• [BRIEF 1]
Answer these questions about the manganese oxide reduction text, one answer per line, marked to match:
(a) At what temperature was the experiment in 80 pctCO terminated?
(b) Which elements did EDS find in the white phase of Particle 1?
(c) What oxygen to manganese and iron ratio was found in the outer region of the grains in Particle 2?
• [BRIEF 2] Please update the records, starting at the beginning and ending at the line that contains "question-item: 8. What", by changing "old man" to "farmer" and keeping everything else the same. Return only those lines.

• [TEXT EXTRACT]
-*-
RD = reduction degree of manganese oxides

Partially reduced samples were cut to expose the cross-section and investigated in SEM, which revealed large variations in microstructure between particles exposed to similar experimental conditions. Figure 18 shows the microstructure of three 11.20 to 15.00 mm particles reduced in 80 pctCO. The experiment was terminated at 800 °C, which according to chemical analysis resulted in a 55 pct reduction of higher manganese oxides to MnO. Particle 1 exhibited a heterogeneous structure, where a bright and darker grey phase coexisted at apparent random distribution throughout the particle. Minor abundance of a white phase was also observed, which according to EDS contained manganese, barium, titanium, and sulphur, all in an approximate 1:1 ratio. Particle 2 appeared to have been subjected to a high degree of disintegration during heating and reduction. Individual grains were observed, where a thin rim of (Mn,Fe,Ca)₂SiO₃ surrounded each of the grains. Within the majority of the individual grains, a distinction between the core and the outer layer was observed. EDS analysis indicated that both regions correlated to braunite II, deduced from the relation between Ca, Si, and (Mn+Fe). The oxygen to manganese and iron ratio was approximately 1.3 in the center, whereas a ratio of 1.0 was found in the outer region. Black areas observed between the grains are epoxy. A product layer appeared to have been formed in particle 3, which is seen to the right. Both the center and the exterior were composed of two individual phases with a darker grey matrix phase and a brighter grey phase dispersed throughout. A higher degree of heterogeneity was observed in the product layer, as well as a higher porosity. EDS analysis indicated that the matrix was a braunite phase, and brighter grey areas were observed to be a (Mn,Fe)xOy-oxide. The difference between the center and exterior phases was within the iron concentration, as can be seen in Table XI.
-*-
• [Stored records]
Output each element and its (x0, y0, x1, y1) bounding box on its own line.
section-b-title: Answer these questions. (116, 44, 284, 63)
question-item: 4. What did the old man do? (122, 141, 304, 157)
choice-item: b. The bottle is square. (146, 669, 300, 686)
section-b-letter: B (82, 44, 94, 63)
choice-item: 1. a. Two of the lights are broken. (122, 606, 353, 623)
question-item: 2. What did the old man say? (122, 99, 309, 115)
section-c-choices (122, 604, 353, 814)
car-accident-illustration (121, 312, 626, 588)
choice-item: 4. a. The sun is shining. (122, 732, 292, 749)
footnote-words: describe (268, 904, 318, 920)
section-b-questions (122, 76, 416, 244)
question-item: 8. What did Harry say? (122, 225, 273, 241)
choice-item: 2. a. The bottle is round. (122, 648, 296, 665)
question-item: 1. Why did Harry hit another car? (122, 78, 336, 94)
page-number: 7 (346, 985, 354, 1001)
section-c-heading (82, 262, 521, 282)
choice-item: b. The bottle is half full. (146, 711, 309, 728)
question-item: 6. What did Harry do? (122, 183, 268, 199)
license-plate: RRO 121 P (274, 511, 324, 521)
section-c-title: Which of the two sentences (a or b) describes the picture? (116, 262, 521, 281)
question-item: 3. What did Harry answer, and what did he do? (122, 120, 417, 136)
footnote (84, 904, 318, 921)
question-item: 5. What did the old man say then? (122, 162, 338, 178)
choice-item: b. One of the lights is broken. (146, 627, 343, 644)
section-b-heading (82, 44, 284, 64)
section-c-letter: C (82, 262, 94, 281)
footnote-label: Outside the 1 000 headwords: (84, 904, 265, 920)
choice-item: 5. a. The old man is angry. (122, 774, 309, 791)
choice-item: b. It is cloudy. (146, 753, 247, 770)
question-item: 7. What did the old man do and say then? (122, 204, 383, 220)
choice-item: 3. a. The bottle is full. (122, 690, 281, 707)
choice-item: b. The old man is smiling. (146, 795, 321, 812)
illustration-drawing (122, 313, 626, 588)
-*-
• [FINISHED ANSWER 1]
(a) 800 °C
(b) Manganese, barium, titanium, and sulphur
(c) Approximately 1.0

• [FINISHED ANSWER 2]
Output each element and its (x0, y0, x1, y1) bounding box on its own line.
section-b-title: Answer these questions. (116, 44, 284, 63)
question-item: 4. What did the farmer do? (122, 141, 304, 157)
choice-item: b. The bottle is square. (146, 669, 300, 686)
section-b-letter: B (82, 44, 94, 63)
choice-item: 1. a. Two of the lights are broken. (122, 606, 353, 623)
question-item: 2. What did the farmer say? (122, 99, 309, 115)
section-c-choices (122, 604, 353, 814)
car-accident-illustration (121, 312, 626, 588)
choice-item: 4. a. The sun is shining. (122, 732, 292, 749)
footnote-words: describe (268, 904, 318, 920)
section-b-questions (122, 76, 416, 244)
question-item: 8. What did Harry say? (122, 225, 273, 241)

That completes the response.